- [WHAT IS ASKED]: Find every line in the records below that contains the word "Summary", and copy each such line.

- [GIVEN DATA]:
----

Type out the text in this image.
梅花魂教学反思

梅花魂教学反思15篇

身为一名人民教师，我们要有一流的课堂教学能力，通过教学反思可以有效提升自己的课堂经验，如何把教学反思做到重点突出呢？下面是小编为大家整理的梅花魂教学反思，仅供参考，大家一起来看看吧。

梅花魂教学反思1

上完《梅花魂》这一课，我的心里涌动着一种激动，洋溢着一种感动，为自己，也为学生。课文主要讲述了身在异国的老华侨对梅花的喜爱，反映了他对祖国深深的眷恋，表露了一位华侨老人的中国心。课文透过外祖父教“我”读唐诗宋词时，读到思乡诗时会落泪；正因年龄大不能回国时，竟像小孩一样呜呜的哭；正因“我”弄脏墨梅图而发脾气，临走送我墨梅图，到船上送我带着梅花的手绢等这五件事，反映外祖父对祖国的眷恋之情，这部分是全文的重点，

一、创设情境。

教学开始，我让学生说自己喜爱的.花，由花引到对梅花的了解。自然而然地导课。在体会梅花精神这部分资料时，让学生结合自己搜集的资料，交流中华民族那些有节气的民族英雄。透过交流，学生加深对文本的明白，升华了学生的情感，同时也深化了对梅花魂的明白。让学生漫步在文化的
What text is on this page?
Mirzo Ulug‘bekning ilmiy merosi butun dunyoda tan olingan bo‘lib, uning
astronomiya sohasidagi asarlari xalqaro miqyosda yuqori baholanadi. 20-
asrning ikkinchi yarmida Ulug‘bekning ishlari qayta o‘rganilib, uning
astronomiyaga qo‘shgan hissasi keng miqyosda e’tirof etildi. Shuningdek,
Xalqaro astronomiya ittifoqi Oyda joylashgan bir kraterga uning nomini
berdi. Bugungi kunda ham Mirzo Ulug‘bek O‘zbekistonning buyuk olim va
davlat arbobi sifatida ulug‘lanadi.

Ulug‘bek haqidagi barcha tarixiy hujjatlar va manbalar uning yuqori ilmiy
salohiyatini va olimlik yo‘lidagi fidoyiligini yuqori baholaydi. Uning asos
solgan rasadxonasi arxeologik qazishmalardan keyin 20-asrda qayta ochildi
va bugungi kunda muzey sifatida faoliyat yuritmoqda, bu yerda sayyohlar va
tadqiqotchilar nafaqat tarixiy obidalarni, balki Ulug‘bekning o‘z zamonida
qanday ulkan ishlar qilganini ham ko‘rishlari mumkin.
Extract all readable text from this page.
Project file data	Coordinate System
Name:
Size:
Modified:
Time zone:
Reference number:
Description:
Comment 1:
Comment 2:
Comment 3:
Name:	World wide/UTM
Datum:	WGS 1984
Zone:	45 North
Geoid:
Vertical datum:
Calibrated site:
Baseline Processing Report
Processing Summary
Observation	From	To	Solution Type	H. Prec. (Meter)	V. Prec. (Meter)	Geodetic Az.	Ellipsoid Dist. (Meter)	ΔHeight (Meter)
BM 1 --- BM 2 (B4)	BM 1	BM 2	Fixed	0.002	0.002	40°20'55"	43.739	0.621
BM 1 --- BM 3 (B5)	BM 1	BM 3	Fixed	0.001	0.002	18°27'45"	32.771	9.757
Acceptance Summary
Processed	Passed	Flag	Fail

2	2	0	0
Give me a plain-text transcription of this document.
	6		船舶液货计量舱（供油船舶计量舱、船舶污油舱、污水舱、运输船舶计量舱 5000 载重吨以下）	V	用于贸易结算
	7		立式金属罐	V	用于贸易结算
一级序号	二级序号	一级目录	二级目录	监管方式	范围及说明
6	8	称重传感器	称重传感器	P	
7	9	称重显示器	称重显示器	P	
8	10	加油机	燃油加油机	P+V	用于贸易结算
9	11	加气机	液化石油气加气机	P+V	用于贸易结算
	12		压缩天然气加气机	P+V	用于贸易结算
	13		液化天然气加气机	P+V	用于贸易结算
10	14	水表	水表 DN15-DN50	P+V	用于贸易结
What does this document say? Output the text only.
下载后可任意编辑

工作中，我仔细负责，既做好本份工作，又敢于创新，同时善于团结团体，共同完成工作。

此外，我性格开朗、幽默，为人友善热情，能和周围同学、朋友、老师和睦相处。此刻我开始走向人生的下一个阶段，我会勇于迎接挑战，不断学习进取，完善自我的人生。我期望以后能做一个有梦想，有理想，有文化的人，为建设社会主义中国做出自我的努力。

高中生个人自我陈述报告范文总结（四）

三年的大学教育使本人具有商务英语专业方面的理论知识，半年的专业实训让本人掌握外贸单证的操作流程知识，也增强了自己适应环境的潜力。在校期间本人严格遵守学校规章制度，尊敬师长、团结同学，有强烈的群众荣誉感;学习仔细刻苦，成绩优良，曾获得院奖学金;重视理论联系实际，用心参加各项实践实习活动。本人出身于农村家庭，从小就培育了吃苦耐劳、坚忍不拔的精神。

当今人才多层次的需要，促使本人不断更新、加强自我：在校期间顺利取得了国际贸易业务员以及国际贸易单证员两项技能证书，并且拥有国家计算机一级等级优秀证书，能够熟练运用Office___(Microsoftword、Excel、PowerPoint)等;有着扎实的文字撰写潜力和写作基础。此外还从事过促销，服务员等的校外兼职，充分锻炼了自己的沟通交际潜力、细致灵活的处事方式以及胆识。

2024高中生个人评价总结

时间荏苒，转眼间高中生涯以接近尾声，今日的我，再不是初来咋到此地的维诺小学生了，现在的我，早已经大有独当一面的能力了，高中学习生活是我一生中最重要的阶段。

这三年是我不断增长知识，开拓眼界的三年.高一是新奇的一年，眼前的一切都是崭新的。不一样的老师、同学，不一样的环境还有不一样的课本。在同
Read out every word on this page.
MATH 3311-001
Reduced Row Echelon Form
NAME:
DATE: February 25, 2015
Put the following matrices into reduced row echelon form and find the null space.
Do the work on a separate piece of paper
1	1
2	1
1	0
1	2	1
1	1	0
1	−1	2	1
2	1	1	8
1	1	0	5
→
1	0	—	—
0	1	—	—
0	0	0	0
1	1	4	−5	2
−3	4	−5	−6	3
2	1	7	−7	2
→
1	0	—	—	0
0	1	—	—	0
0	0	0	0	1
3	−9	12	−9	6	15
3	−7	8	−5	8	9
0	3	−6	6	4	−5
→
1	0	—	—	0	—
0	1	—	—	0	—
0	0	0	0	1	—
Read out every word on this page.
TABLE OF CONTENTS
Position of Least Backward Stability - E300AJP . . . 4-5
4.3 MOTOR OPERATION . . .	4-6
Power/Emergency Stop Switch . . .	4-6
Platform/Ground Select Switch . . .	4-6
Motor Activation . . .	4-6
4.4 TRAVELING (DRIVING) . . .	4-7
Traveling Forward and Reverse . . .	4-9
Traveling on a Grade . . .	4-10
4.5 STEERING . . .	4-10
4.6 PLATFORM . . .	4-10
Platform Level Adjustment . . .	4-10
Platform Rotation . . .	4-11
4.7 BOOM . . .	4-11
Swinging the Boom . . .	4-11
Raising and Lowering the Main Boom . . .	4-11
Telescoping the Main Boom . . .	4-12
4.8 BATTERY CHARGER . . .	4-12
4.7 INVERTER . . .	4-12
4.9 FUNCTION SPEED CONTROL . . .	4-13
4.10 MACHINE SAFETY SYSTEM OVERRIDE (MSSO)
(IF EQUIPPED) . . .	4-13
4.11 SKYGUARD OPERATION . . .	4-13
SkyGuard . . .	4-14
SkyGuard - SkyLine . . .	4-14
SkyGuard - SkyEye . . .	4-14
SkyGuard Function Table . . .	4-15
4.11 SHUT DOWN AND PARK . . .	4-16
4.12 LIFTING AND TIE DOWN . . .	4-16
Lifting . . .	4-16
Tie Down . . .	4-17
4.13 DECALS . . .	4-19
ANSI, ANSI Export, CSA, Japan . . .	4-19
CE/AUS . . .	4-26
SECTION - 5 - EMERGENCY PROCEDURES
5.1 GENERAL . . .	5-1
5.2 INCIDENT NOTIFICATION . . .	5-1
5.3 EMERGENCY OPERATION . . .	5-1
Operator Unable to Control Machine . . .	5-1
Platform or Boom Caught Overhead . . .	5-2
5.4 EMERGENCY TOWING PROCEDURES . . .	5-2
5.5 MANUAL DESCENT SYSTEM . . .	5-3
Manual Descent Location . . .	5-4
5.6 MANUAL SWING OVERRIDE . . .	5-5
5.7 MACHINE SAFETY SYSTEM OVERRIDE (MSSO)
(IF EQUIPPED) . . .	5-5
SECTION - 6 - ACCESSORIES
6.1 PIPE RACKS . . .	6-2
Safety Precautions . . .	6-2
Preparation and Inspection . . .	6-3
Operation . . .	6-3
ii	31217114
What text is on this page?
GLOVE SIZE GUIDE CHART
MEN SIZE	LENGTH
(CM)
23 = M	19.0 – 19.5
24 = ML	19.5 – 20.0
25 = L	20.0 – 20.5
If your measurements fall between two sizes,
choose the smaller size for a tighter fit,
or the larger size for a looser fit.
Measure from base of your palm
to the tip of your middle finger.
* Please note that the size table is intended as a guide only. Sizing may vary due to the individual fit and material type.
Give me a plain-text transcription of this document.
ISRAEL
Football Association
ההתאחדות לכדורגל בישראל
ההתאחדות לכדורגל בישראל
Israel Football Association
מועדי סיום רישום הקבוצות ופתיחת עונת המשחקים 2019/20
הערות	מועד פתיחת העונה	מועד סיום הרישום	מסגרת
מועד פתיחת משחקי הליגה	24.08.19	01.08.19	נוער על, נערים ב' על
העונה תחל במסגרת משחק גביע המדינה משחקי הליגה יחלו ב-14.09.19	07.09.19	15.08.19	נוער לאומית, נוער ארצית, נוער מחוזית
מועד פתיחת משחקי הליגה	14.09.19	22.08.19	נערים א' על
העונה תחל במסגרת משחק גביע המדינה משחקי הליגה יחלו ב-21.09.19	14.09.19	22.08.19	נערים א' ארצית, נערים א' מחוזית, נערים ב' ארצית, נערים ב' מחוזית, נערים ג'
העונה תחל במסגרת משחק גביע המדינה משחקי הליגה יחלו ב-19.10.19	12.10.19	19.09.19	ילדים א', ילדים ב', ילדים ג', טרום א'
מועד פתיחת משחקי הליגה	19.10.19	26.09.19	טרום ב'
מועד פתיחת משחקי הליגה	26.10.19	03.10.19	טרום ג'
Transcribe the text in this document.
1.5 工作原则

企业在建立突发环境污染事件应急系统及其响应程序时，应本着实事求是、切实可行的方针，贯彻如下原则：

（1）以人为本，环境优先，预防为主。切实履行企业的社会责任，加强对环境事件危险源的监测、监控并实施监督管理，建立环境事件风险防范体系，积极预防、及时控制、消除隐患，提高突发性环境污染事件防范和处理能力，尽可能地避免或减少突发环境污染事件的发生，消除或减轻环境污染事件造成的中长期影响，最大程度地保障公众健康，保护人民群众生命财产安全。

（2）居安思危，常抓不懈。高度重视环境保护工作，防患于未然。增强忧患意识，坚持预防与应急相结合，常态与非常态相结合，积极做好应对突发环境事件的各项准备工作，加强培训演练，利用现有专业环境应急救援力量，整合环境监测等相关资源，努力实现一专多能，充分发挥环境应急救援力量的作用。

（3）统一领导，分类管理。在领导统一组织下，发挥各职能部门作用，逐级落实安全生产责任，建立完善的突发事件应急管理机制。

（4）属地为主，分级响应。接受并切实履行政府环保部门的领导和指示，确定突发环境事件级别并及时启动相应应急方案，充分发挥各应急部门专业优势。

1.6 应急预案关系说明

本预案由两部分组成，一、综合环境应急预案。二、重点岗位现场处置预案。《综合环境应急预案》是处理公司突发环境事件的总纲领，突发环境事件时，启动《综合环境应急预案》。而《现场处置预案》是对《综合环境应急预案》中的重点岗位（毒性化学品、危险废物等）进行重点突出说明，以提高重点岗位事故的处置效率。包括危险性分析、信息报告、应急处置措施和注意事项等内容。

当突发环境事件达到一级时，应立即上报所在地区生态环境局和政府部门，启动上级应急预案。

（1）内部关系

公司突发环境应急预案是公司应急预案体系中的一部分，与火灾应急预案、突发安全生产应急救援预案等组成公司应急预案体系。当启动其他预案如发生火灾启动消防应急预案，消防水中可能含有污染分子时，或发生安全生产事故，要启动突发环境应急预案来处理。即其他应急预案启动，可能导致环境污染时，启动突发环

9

----

- [SOLUTION]:
Processing Summary
Acceptance Summary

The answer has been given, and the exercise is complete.